| What is needed |
Copy out all the records exactly.

| Input |
● ● ●

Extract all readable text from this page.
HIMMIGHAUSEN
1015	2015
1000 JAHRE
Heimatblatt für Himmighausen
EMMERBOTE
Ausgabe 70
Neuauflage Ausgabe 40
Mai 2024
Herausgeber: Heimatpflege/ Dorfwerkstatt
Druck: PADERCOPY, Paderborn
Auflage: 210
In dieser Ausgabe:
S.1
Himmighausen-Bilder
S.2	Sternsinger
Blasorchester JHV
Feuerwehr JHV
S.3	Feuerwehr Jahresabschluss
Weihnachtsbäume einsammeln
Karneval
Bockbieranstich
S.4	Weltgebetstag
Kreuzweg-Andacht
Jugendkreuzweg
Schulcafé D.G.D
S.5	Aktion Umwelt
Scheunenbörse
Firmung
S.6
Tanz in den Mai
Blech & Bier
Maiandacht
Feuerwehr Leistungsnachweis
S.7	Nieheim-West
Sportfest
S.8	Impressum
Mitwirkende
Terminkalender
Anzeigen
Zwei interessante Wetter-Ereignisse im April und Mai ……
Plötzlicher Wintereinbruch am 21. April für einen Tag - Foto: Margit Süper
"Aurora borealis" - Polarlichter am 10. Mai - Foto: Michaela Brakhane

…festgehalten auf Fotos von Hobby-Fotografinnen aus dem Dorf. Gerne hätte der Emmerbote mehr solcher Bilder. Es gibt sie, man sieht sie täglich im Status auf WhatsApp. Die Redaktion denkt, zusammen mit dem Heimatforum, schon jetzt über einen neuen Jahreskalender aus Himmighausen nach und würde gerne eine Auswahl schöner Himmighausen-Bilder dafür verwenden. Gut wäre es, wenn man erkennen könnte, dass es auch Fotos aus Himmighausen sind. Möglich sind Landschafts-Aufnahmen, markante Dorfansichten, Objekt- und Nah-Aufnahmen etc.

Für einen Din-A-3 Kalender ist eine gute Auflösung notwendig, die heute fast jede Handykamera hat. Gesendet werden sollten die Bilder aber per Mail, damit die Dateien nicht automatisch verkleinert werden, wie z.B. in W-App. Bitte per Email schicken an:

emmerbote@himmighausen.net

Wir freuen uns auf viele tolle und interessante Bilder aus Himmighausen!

● ● ●

| Written solution |
Extract all readable text from this page.
HIMMIGHAUSEN
1015	2015
1000 JAHRE
Heimatblatt für Himmighausen
EMMERBOTE
Ausgabe 70
Neuauflage Ausgabe 40
Mai 2024
Herausgeber: Heimatpflege/ Dorfwerkstatt
Druck: PADERCOPY, Paderborn
Auflage: 210
In dieser Ausgabe:
S.1
Himmighausen-Bilder
S.2	Sternsinger
Blasorchester JHV
Feuerwehr JHV
S.3	Feuerwehr Jahresabschluss
Weihnachtsbäume einsammeln
Karneval
Bockbieranstich
S.4	Weltgebetstag
Kreuzweg-Andacht
Jugendkreuzweg
Schulcafé D.G.D
S.5	Aktion Umwelt
Scheunenbörse
Firmung
S.6
Tanz in den Mai
Blech & Bier
Maiandacht
Feuerwehr Leistungsnachweis
S.7	Nieheim-West
Sportfest
S.8	Impressum
Mitwirkende
Terminkalender
Anzeigen
Zwei interessante Wetter-Ereignisse im April und Mai ……
Plötzlicher Wintereinbruch am 21. April für einen Tag - Foto: Margit Süper
"Aurora borealis" - Polarlichter am 10. Mai - Foto: Michaela Brakhane

…festgehalten auf Fotos von Hobby-Fotografinnen aus dem Dorf. Gerne hätte der Emmerbote mehr solcher Bilder. Es gibt sie, man sieht sie täglich im Status auf WhatsApp. Die Redaktion denkt, zusammen mit dem Heimatforum, schon jetzt über einen neuen Jahreskalender aus Himmighausen nach und würde gerne eine Auswahl schöner Himmighausen-Bilder dafür verwenden. Gut wäre es, wenn man erkennen könnte, dass es auch Fotos aus Himmighausen sind. Möglich sind Landschafts-Aufnahmen, markante Dorfansichten, Objekt- und Nah-Aufnahmen etc.

Für einen Din-A-3 Kalender ist eine gute Auflösung notwendig, die heute fast jede Handykamera hat. Gesendet werden sollten die Bilder aber per Mail, damit die Dateien nicht automatisch verkleinert werden, wie z.B. in W-App. Bitte per Email schicken an:

emmerbote@himmighausen.net

Wir freuen uns auf viele tolle und interessante Bilder aus Himmighausen!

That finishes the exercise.